Set down, without alteration, the lines of the records between the line containing "chart-title-line-1: Annual world" and the line containing "slice-label-industrial-processes: Industrial processes", inclusive.

* Begin DATA ROWS *

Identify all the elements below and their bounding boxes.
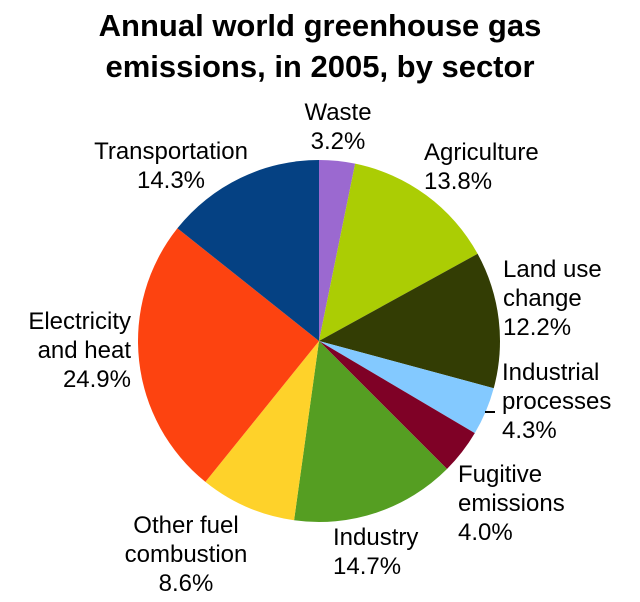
chart-title-line-1: Annual world greenhouse gas <box>99 8 542 43</box>
slice-label-agriculture: Agriculture 13.8% <box>424 139 539 195</box>
pie-slice-other-fuel-combustion <box>205 341 319 521</box>
slice-label-waste: Waste 3.2% <box>304 99 371 155</box>
pie-slice-transportation <box>177 160 319 341</box>
pie-slice-waste <box>319 160 356 341</box>
slice-label-industry: Industry 14.7% <box>333 524 418 580</box>
slice-label-land-use-change: Land use change 12.2% <box>503 256 602 341</box>
pie-slice-electricity-and-heat <box>138 228 319 482</box>
slice-label-industrial-processes: Industrial processes 4.3% <box>502 359 611 444</box>
chart-title-line-2: emissions, in 2005, by sector <box>105 49 534 84</box>
pie-slice-industry <box>294 341 447 522</box>
slice-label-fugitive-emissions: Fugitive emissions 4.0% <box>458 461 565 546</box>
pie-slices <box>138 160 500 522</box>
slice-label-electricity-and-heat: Electricity and heat 24.9% <box>28 308 131 393</box>
pie-labels: Waste 3.2% Agriculture 13.8% Land use change 1… <box>28 99 611 597</box>
pie-slice-agriculture <box>319 163 478 341</box>
slice-label-transportation: Transportation 14.3% <box>94 138 248 194</box>
pie-slice-fugitive-emissions <box>319 341 475 469</box>
pie-slice-industrial-processes <box>319 341 494 434</box>
slice-label-other-fuel-combustion: Other fuel combustion 8.6% <box>125 512 248 597</box>
pie-slice-land-use-change <box>319 253 500 389</box>
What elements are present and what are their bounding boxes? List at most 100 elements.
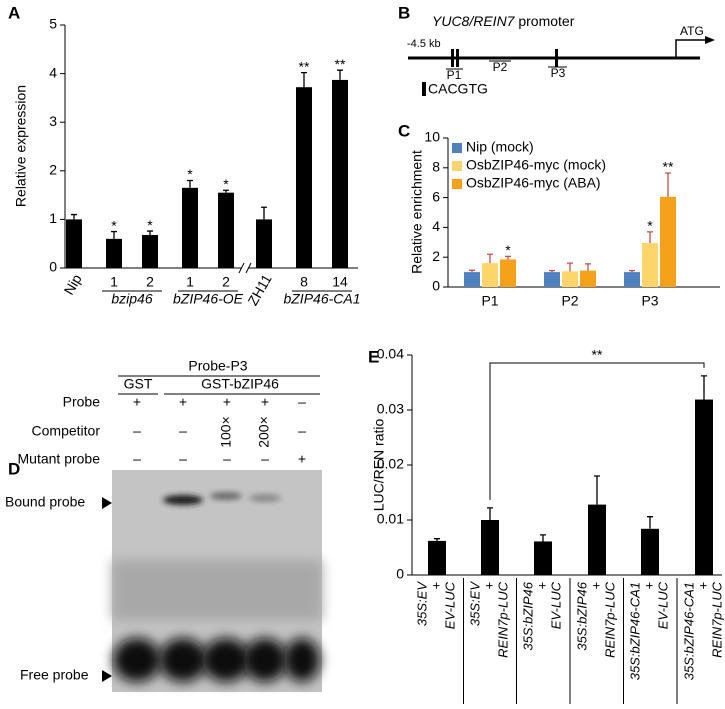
lane-cell: + xyxy=(133,394,141,410)
x-tick-label: 1 xyxy=(110,274,118,290)
y-tick-label: 0.04 xyxy=(377,346,404,362)
y-tick-label: 5 xyxy=(49,16,57,32)
significance: ** xyxy=(592,347,603,363)
significance: ** xyxy=(335,56,346,72)
x-tick-label: + xyxy=(428,582,443,590)
gel-smear xyxy=(112,560,322,620)
bar xyxy=(624,272,640,287)
axis-break-gap xyxy=(242,265,248,271)
bar xyxy=(256,219,272,268)
bar xyxy=(482,263,498,287)
error-bar xyxy=(187,179,193,188)
x-tick-label: 35S:bZIP46-CA1 xyxy=(681,582,696,680)
free-band xyxy=(159,638,207,682)
row-label: Probe xyxy=(63,394,101,410)
y-tick-label: 0 xyxy=(49,259,57,275)
y-tick-label: 0 xyxy=(396,566,404,582)
band-label: Free probe xyxy=(20,667,89,683)
motif-key xyxy=(422,82,426,96)
legend-label: Nip (mock) xyxy=(466,139,534,155)
y-tick-label: 1 xyxy=(49,210,57,226)
x-tick-label: 2 xyxy=(146,274,154,290)
panel-label: D xyxy=(8,459,20,478)
y-tick-label: 2 xyxy=(49,162,57,178)
x-tick-label: 2 xyxy=(222,274,230,290)
x-tick-label: 14 xyxy=(332,274,348,290)
atg-label: ATG xyxy=(680,24,704,38)
bar xyxy=(660,196,676,287)
bar xyxy=(428,540,446,575)
panel-label: C xyxy=(398,121,410,140)
lane-cell: + xyxy=(261,394,269,410)
lane-cell: 200× xyxy=(256,416,272,448)
x-tick-label: REIN7p-LUC xyxy=(602,581,617,657)
x-tick-label: 35S:bZIP46-CA1 xyxy=(627,582,642,680)
error-bar xyxy=(223,189,229,193)
panel-label: A xyxy=(8,3,20,22)
x-tick-label: 35S:EV xyxy=(467,581,482,626)
y-tick-label: 0.01 xyxy=(377,511,404,527)
x-tick-label: + xyxy=(695,582,710,590)
x-tick-label: + xyxy=(534,582,549,590)
bar xyxy=(142,234,158,268)
probe-label: P3 xyxy=(551,66,566,80)
motif-site xyxy=(451,49,454,67)
x-tick-label: EV-LUC xyxy=(655,581,670,629)
bound-band xyxy=(210,492,242,500)
free-band xyxy=(243,638,287,682)
lane-cell: – xyxy=(179,423,187,439)
error-bar xyxy=(629,269,635,273)
x-tick-label: REIN7p-LUC xyxy=(495,581,510,657)
lane-cell: – xyxy=(261,451,269,467)
motif-label: CACGTG xyxy=(428,81,488,97)
diagram-title: YUC8/REIN7 promoter xyxy=(432,13,575,29)
error-bar xyxy=(487,253,493,264)
y-tick-label: 10 xyxy=(424,129,440,145)
error-bar xyxy=(594,475,600,505)
bar xyxy=(642,243,658,287)
lane-cell: + xyxy=(298,451,306,467)
row-label: Competitor xyxy=(32,423,101,439)
legend-label: OsbZIP46-myc (mock) xyxy=(466,157,606,173)
error-bar xyxy=(549,269,555,273)
error-bar xyxy=(469,269,475,273)
error-bar xyxy=(434,538,440,541)
significance: * xyxy=(187,166,193,182)
x-tick-label: + xyxy=(588,582,603,590)
x-tick-label: 35S:bZIP46 xyxy=(574,581,589,650)
x-tick-label: P1 xyxy=(481,293,498,309)
bar xyxy=(106,238,122,268)
bar xyxy=(481,520,499,575)
significance: ** xyxy=(663,159,674,175)
diagram-title-text: promoter xyxy=(518,13,574,29)
bar xyxy=(588,504,606,575)
error-bar xyxy=(585,263,591,271)
panel-label: B xyxy=(398,3,410,22)
legend-swatch xyxy=(452,161,462,171)
y-tick-label: 8 xyxy=(432,159,440,175)
error-bar xyxy=(540,534,546,542)
error-bar xyxy=(567,262,573,272)
bound-band xyxy=(163,495,203,505)
significance: * xyxy=(147,217,153,233)
bound-band xyxy=(249,494,281,502)
lane-cell: – xyxy=(179,451,187,467)
x-tick-label: 8 xyxy=(300,274,308,290)
bar xyxy=(544,272,560,287)
lane-cell: – xyxy=(133,451,141,467)
significance: ** xyxy=(299,58,310,74)
lane-cell: + xyxy=(179,394,187,410)
free-band xyxy=(284,638,320,682)
x-tick-label: ZH11 xyxy=(244,271,275,308)
y-tick-label: 0 xyxy=(432,278,440,294)
significance: * xyxy=(223,176,229,192)
group-label: bZIP46-CA1 xyxy=(283,291,360,307)
y-axis-label: LUC/REN ratio xyxy=(371,419,387,512)
y-tick-label: 4 xyxy=(432,218,440,234)
error-bar xyxy=(647,516,653,529)
error-bar xyxy=(111,230,117,239)
significance: * xyxy=(505,242,511,258)
lane-group: GST xyxy=(124,376,153,392)
y-tick-label: 4 xyxy=(49,64,57,80)
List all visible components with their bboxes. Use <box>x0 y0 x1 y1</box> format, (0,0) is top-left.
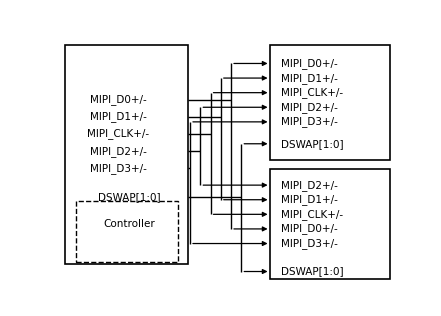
Text: MIPI_D0+/-: MIPI_D0+/- <box>281 223 337 234</box>
Text: MIPI_D3+/-: MIPI_D3+/- <box>281 116 337 127</box>
Text: Controller: Controller <box>103 219 155 229</box>
Text: MIPI_D0+/-: MIPI_D0+/- <box>90 94 147 106</box>
Text: MIPI_D1+/-: MIPI_D1+/- <box>90 112 147 123</box>
Text: DSWAP[1:0]: DSWAP[1:0] <box>281 139 344 149</box>
Text: DSWAP[1:0]: DSWAP[1:0] <box>97 192 160 202</box>
Text: MIPI_CLK+/-: MIPI_CLK+/- <box>87 129 149 139</box>
Text: MIPI_D1+/-: MIPI_D1+/- <box>281 73 337 83</box>
Text: MIPI_D2+/-: MIPI_D2+/- <box>281 102 337 113</box>
Text: MIPI_D3+/-: MIPI_D3+/- <box>90 163 147 173</box>
Text: MIPI_D2+/-: MIPI_D2+/- <box>281 180 337 191</box>
Text: MIPI_CLK+/-: MIPI_CLK+/- <box>281 87 343 98</box>
Text: MIPI_D1+/-: MIPI_D1+/- <box>281 194 337 205</box>
Text: MIPI_D0+/-: MIPI_D0+/- <box>281 58 337 69</box>
Text: MIPI_CLK+/-: MIPI_CLK+/- <box>281 209 343 220</box>
Text: MIPI_D2+/-: MIPI_D2+/- <box>90 146 147 156</box>
Text: DSWAP[1:0]: DSWAP[1:0] <box>281 266 344 276</box>
Text: MIPI_D3+/-: MIPI_D3+/- <box>281 238 337 249</box>
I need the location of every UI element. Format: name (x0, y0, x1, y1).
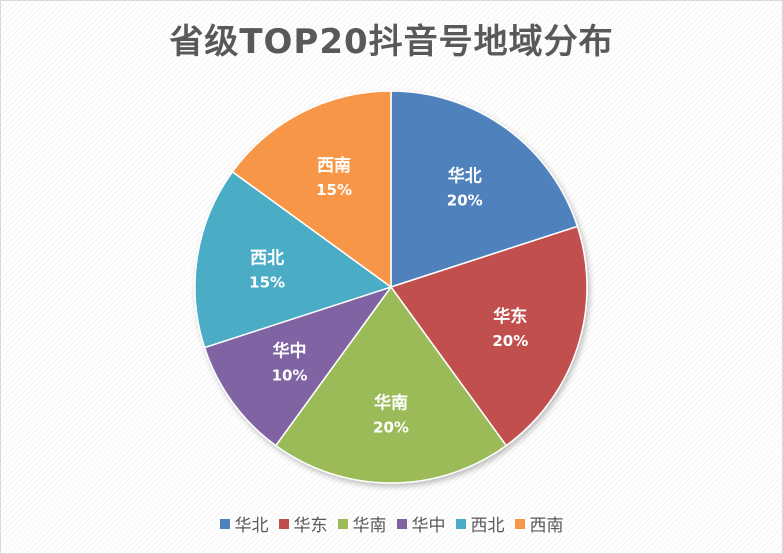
legend-swatch (219, 518, 230, 529)
pie-slice-4 (203, 285, 393, 447)
legend-swatch (337, 518, 348, 529)
legend-item: 华北 (219, 511, 269, 536)
slice-label-category: 华东 (493, 306, 527, 327)
slice-label-value: 15% (316, 181, 352, 199)
legend-item: 华东 (278, 511, 328, 536)
legend-label: 华中 (411, 516, 446, 536)
pie-slice-1 (390, 90, 579, 289)
legend-item: 华南 (337, 511, 387, 536)
legend-swatch (514, 518, 525, 529)
pie-slice-5 (194, 170, 393, 349)
legend-swatch (396, 518, 407, 529)
slice-label-value: 15% (249, 273, 285, 291)
slice-label-category: 华中 (273, 341, 307, 362)
legend-item: 华中 (396, 511, 446, 536)
slice-label-category: 西北 (250, 248, 284, 268)
legend-item: 西北 (455, 511, 505, 536)
pie-slice-3 (274, 285, 508, 484)
slice-label-value: 20% (373, 418, 409, 436)
legend-label: 西南 (529, 516, 564, 536)
legend: 华北 华东 华南 华中 西北 西南 (0, 511, 783, 536)
chart-title: 省级TOP20抖音号地域分布 (169, 22, 614, 62)
slice-label-value: 20% (492, 332, 528, 350)
pie-slice-2 (389, 225, 588, 447)
slice-label-value: 20% (447, 192, 483, 210)
legend-swatch (455, 518, 466, 529)
legend-swatch (278, 518, 289, 529)
legend-item: 西南 (514, 511, 564, 536)
legend-label: 西北 (470, 516, 505, 536)
pie-slice-6 (231, 90, 392, 289)
legend-label: 华南 (352, 516, 387, 536)
legend-label: 华东 (293, 516, 328, 536)
slice-label-value: 10% (272, 367, 308, 385)
legend-label: 华北 (234, 516, 269, 536)
slice-label-category: 华北 (448, 166, 482, 187)
slice-label-category: 西南 (317, 155, 351, 176)
slice-label-category: 华南 (374, 392, 408, 413)
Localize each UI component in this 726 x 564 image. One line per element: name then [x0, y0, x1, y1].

* End DATA ROWS *

ANSWER TO THIS PROBLEM:
chart-title-line-1: Annual world greenhouse gas <box>99 8 542 43</box>
slice-label-agriculture: Agriculture 13.8% <box>424 139 539 195</box>
pie-slice-other-fuel-combustion <box>205 341 319 521</box>
slice-label-waste: Waste 3.2% <box>304 99 371 155</box>
pie-slice-transportation <box>177 160 319 341</box>
pie-slice-waste <box>319 160 356 341</box>
slice-label-industry: Industry 14.7% <box>333 524 418 580</box>
slice-label-land-use-change: Land use change 12.2% <box>503 256 602 341</box>
pie-slice-electricity-and-heat <box>138 228 319 482</box>
slice-label-industrial-processes: Industrial processes 4.3% <box>502 359 611 444</box>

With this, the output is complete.